> MATERIAL
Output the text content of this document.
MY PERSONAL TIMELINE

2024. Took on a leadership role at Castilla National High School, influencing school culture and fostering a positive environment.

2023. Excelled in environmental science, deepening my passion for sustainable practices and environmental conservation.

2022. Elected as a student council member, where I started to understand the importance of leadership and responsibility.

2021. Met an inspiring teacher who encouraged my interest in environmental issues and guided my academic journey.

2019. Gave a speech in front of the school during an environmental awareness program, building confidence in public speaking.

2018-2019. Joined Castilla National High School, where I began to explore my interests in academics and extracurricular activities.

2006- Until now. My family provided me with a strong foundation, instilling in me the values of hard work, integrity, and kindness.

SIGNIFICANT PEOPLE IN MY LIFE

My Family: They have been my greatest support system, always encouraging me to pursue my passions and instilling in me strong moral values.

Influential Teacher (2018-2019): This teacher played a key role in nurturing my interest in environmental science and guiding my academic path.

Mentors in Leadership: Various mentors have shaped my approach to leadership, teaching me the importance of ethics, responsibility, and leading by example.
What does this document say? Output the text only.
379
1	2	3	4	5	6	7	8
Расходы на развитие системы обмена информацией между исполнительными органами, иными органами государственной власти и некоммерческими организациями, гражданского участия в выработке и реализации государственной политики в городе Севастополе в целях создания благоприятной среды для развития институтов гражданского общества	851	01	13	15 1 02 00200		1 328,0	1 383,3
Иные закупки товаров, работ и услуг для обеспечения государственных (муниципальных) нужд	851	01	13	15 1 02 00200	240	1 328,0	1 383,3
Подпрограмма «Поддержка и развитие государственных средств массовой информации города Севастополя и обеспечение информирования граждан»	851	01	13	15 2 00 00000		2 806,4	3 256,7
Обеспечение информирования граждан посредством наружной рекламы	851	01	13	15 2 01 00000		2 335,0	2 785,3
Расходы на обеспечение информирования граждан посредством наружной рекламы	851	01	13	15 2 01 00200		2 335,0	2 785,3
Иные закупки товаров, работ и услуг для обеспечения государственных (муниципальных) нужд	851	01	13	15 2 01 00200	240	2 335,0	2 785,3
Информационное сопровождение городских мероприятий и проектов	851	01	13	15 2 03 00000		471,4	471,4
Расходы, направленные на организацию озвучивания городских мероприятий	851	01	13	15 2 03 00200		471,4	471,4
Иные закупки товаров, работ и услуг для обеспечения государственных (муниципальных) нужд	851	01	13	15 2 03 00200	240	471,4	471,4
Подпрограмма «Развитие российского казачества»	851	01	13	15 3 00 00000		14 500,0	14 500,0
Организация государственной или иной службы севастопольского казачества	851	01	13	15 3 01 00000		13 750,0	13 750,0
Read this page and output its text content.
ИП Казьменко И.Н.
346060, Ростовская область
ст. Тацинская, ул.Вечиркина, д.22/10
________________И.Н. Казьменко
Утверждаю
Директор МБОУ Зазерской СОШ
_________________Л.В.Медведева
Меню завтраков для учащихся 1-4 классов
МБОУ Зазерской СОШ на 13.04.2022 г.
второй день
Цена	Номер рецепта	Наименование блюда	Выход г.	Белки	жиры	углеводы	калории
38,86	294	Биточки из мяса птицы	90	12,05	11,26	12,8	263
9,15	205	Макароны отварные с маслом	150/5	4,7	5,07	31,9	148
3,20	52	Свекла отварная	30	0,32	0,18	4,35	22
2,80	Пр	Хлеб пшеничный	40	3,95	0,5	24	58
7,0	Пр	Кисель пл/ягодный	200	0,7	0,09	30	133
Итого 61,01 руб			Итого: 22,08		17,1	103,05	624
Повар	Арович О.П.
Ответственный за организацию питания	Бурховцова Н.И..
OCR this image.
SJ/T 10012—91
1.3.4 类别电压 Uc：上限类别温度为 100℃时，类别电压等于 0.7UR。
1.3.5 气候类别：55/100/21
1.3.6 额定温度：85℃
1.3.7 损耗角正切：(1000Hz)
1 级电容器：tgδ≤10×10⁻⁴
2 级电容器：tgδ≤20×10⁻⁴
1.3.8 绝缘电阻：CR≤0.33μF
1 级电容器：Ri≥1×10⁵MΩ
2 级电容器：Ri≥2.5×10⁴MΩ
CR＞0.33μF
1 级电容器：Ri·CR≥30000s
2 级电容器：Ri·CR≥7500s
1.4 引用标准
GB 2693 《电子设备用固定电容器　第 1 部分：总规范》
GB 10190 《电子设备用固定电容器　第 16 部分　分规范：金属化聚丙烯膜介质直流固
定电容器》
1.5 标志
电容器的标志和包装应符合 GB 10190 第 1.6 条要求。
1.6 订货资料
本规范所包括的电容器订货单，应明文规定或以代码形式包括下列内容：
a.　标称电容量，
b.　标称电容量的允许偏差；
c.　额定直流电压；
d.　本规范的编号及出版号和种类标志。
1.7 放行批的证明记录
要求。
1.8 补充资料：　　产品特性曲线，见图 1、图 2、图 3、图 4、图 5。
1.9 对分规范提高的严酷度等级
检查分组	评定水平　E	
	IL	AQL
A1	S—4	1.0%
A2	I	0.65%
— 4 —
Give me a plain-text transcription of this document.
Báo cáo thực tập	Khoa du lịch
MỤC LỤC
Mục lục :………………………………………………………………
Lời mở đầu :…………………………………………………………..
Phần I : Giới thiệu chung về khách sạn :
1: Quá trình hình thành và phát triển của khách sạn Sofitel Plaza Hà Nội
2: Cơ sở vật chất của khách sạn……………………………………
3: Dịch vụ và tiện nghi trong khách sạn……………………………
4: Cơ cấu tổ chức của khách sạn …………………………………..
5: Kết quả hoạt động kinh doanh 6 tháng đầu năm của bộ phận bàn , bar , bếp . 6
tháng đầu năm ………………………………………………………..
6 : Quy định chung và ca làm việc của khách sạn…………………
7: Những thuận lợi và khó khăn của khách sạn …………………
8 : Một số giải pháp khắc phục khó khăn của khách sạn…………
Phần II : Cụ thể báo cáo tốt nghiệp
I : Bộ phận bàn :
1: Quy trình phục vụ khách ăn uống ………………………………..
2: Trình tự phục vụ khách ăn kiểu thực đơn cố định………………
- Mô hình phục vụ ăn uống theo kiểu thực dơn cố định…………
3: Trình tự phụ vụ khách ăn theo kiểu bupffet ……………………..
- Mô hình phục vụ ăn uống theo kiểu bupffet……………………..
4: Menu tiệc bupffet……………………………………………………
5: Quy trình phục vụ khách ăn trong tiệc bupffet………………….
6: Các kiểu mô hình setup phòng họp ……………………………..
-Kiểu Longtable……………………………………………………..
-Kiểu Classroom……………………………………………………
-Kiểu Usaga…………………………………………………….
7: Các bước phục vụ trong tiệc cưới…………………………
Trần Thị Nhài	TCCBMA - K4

> EXERCISE DIRECTIONS
Include both ends. Return the line holding "Give me a plain-text" and all lines after it in the records above, exactly as written.

> TASK ANSWER
Give me a plain-text transcription of this document.
Báo cáo thực tập	Khoa du lịch
MỤC LỤC
Mục lục :………………………………………………………………
Lời mở đầu :…………………………………………………………..
Phần I : Giới thiệu chung về khách sạn :
1: Quá trình hình thành và phát triển của khách sạn Sofitel Plaza Hà Nội
2: Cơ sở vật chất của khách sạn……………………………………
3: Dịch vụ và tiện nghi trong khách sạn……………………………
4: Cơ cấu tổ chức của khách sạn …………………………………..
5: Kết quả hoạt động kinh doanh 6 tháng đầu năm của bộ phận bàn , bar , bếp . 6
tháng đầu năm ………………………………………………………..
6 : Quy định chung và ca làm việc của khách sạn…………………
7: Những thuận lợi và khó khăn của khách sạn …………………
8 : Một số giải pháp khắc phục khó khăn của khách sạn…………
Phần II : Cụ thể báo cáo tốt nghiệp
I : Bộ phận bàn :
1: Quy trình phục vụ khách ăn uống ………………………………..
2: Trình tự phục vụ khách ăn kiểu thực đơn cố định………………
- Mô hình phục vụ ăn uống theo kiểu thực dơn cố định…………
3: Trình tự phụ vụ khách ăn theo kiểu bupffet ……………………..
- Mô hình phục vụ ăn uống theo kiểu bupffet……………………..
4: Menu tiệc bupffet……………………………………………………
5: Quy trình phục vụ khách ăn trong tiệc bupffet………………….
6: Các kiểu mô hình setup phòng họp ……………………………..
-Kiểu Longtable……………………………………………………..
-Kiểu Classroom……………………………………………………
-Kiểu Usaga…………………………………………………….
7: Các bước phục vụ trong tiệc cưới…………………………
Trần Thị Nhài	TCCBMA - K4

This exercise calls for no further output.